Every line below that holds the string "title" should be copied out.

···

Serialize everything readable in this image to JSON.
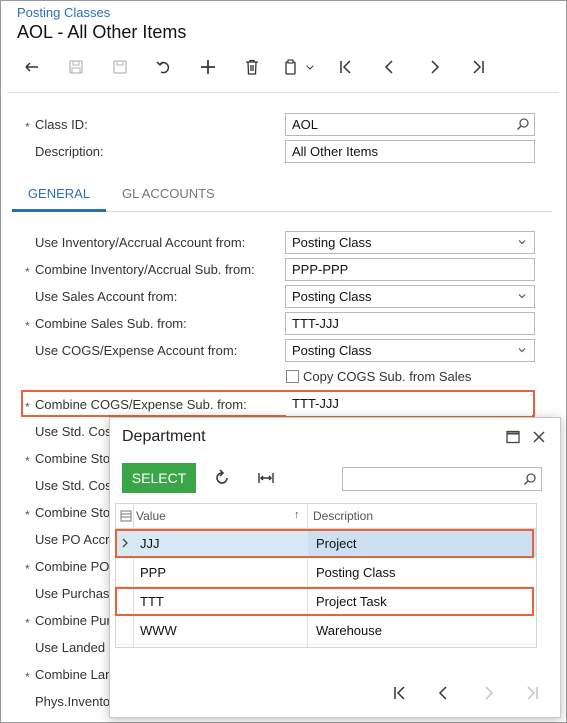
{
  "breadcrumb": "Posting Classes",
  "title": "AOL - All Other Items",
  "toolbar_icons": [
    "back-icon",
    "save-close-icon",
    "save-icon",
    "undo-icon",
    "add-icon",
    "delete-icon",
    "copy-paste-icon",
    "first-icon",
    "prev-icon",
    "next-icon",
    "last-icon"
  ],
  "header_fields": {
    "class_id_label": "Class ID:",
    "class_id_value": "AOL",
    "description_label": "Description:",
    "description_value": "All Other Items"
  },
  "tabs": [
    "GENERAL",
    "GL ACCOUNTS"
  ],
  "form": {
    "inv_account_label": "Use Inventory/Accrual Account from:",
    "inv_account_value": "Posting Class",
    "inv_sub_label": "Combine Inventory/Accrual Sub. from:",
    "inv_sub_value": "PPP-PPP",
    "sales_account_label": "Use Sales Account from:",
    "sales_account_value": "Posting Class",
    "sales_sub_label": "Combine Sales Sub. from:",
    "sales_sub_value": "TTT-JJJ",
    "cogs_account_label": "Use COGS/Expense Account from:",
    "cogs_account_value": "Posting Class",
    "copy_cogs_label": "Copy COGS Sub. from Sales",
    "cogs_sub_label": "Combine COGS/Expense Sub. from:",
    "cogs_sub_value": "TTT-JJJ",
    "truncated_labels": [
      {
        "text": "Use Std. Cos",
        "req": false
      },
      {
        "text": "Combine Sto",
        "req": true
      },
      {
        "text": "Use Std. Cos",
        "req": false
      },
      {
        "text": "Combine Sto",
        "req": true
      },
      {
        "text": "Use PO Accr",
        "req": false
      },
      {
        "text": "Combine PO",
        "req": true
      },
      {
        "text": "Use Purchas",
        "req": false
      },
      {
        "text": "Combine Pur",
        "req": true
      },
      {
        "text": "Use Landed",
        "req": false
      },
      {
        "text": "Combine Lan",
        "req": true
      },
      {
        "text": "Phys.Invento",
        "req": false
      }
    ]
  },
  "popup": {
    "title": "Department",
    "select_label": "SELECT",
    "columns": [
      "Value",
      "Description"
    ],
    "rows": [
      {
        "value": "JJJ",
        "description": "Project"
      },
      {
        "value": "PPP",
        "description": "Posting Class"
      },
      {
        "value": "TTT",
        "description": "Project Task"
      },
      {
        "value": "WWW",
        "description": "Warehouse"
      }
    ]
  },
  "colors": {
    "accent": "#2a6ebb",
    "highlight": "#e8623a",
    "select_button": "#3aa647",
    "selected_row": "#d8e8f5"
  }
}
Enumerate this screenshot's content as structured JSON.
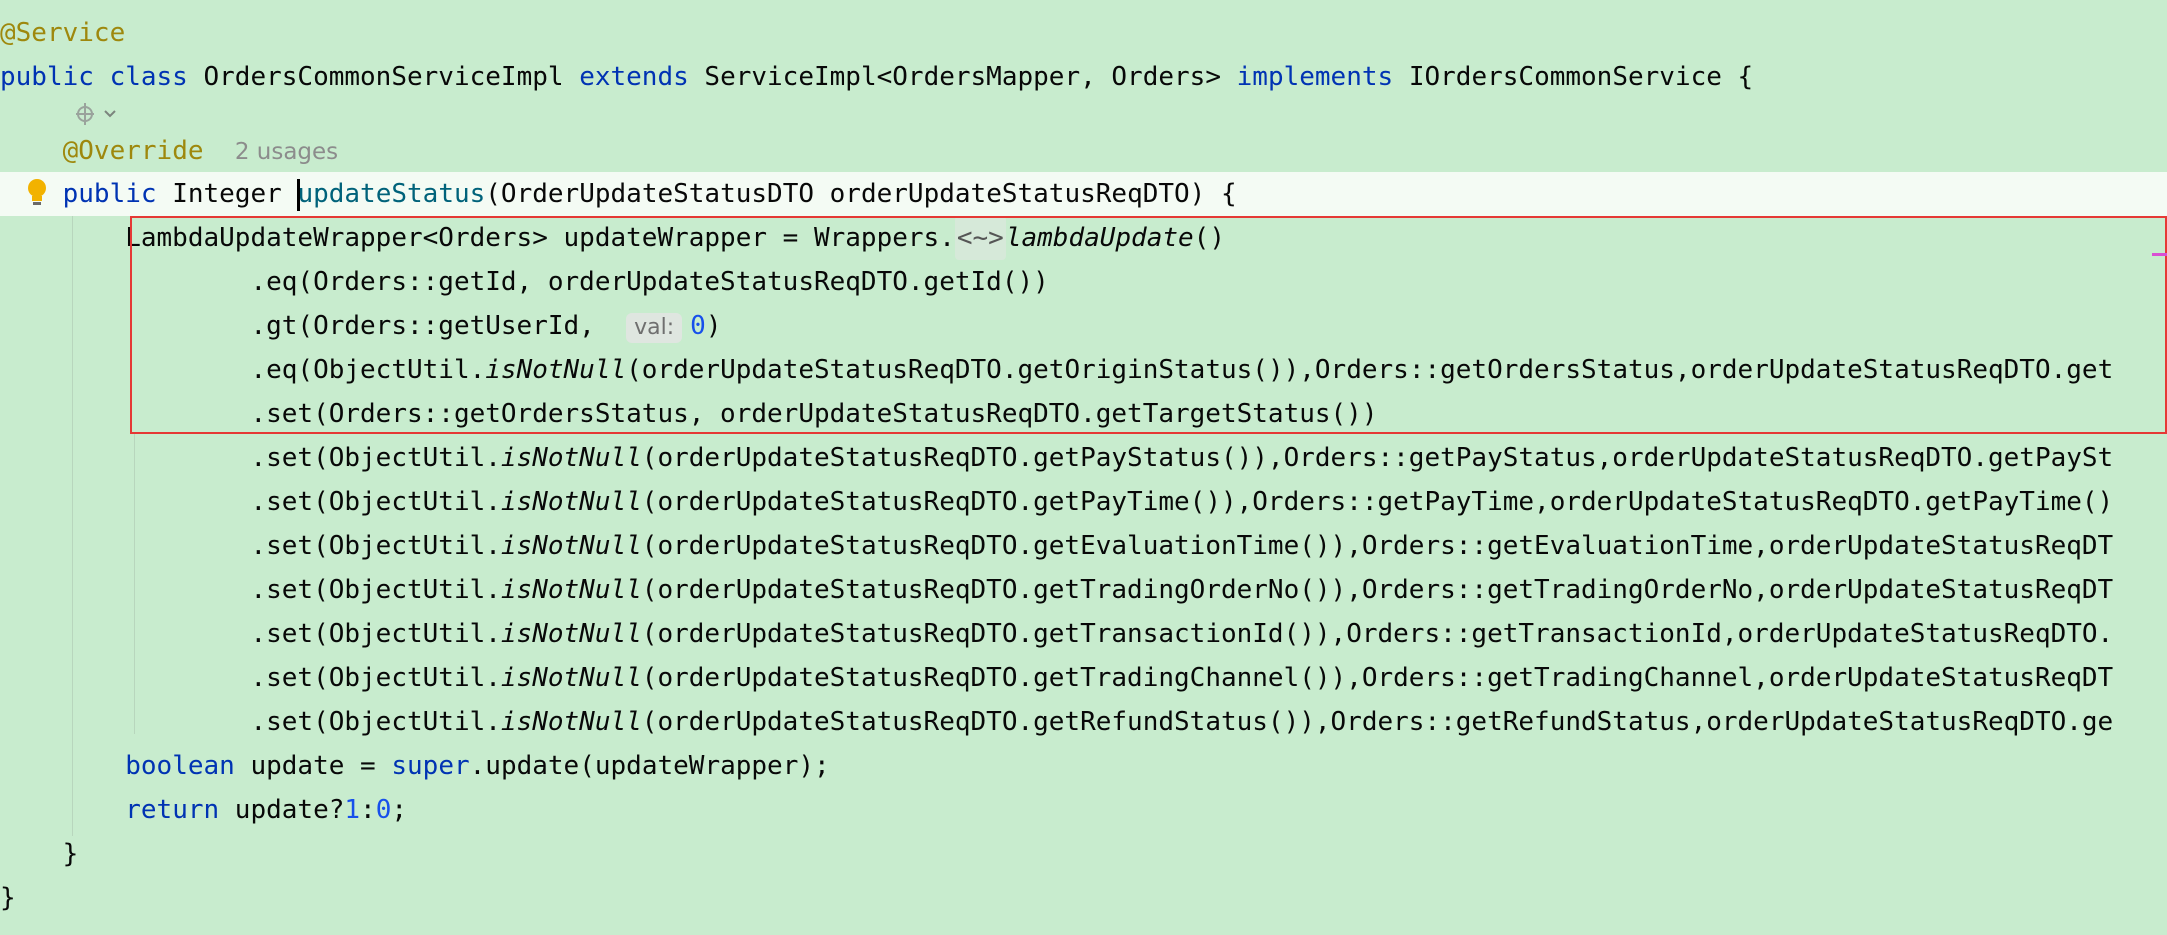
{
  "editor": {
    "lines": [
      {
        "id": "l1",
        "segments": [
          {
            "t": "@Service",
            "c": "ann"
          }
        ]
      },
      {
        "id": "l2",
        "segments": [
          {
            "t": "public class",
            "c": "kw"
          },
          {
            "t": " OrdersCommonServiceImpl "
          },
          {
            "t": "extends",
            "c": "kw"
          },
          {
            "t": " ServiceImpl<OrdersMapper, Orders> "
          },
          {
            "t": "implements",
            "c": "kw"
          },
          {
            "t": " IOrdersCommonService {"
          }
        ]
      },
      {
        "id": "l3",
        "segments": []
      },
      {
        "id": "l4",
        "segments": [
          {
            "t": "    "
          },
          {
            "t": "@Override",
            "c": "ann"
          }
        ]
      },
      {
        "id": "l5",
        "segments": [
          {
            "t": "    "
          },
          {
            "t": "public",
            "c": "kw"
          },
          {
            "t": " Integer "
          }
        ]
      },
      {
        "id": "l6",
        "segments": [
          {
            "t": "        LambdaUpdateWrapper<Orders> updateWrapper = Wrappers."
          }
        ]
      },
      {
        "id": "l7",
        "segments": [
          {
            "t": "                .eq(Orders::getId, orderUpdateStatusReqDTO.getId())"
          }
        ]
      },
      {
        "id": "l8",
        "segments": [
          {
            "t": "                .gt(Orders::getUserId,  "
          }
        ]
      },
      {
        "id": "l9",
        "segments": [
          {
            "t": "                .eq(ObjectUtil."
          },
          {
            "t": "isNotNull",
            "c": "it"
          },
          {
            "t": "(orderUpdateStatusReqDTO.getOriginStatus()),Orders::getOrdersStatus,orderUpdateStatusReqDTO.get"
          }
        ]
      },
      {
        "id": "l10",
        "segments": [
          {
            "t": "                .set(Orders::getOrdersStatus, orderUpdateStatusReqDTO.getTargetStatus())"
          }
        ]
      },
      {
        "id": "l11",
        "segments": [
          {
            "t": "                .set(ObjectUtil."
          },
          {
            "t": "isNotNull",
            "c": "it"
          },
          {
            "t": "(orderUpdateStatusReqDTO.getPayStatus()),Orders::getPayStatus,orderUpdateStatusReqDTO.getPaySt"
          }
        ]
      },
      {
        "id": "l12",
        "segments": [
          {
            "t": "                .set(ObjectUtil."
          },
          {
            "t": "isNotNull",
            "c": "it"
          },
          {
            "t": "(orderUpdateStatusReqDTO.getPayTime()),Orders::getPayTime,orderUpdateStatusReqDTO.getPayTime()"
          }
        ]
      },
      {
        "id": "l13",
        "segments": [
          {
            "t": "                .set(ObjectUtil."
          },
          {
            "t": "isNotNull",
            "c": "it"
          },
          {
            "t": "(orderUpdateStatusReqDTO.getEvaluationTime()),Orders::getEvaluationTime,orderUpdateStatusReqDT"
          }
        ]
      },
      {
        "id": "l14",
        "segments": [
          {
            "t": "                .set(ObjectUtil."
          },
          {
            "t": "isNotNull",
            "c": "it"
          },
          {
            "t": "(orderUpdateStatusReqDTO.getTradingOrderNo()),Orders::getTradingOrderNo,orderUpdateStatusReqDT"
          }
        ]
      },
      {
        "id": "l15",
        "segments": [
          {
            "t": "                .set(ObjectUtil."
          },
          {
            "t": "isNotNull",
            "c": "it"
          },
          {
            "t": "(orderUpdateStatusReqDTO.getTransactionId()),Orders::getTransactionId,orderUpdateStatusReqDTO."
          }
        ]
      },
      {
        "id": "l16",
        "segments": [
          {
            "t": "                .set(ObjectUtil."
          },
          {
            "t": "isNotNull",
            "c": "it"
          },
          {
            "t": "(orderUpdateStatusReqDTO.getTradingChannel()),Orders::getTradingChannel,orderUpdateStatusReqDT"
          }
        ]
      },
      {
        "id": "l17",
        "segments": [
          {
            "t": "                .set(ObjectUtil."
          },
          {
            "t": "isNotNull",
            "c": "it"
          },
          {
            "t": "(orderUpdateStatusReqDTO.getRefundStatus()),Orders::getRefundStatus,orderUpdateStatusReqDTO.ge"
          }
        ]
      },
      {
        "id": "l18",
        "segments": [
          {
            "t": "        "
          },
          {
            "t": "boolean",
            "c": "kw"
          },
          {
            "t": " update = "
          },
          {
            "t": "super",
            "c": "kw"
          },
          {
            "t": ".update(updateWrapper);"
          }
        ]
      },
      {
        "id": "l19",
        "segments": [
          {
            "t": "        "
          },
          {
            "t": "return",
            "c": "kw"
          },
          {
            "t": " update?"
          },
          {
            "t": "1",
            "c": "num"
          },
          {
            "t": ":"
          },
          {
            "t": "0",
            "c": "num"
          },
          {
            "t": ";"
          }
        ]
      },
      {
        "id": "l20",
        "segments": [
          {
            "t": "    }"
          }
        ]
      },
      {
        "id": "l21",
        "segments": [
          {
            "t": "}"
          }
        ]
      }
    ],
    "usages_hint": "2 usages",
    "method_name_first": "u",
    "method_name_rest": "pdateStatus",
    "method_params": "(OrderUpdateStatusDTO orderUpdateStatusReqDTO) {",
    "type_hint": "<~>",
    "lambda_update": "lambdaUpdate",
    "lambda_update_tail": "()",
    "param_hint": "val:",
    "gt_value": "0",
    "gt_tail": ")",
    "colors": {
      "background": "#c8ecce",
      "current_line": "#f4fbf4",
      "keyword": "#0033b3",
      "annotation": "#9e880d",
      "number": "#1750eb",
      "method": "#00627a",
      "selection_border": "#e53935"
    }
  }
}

···

**RESULT OF THE EXERCISE**
  "title": "AOL - All Other Items",
    "title": "Department",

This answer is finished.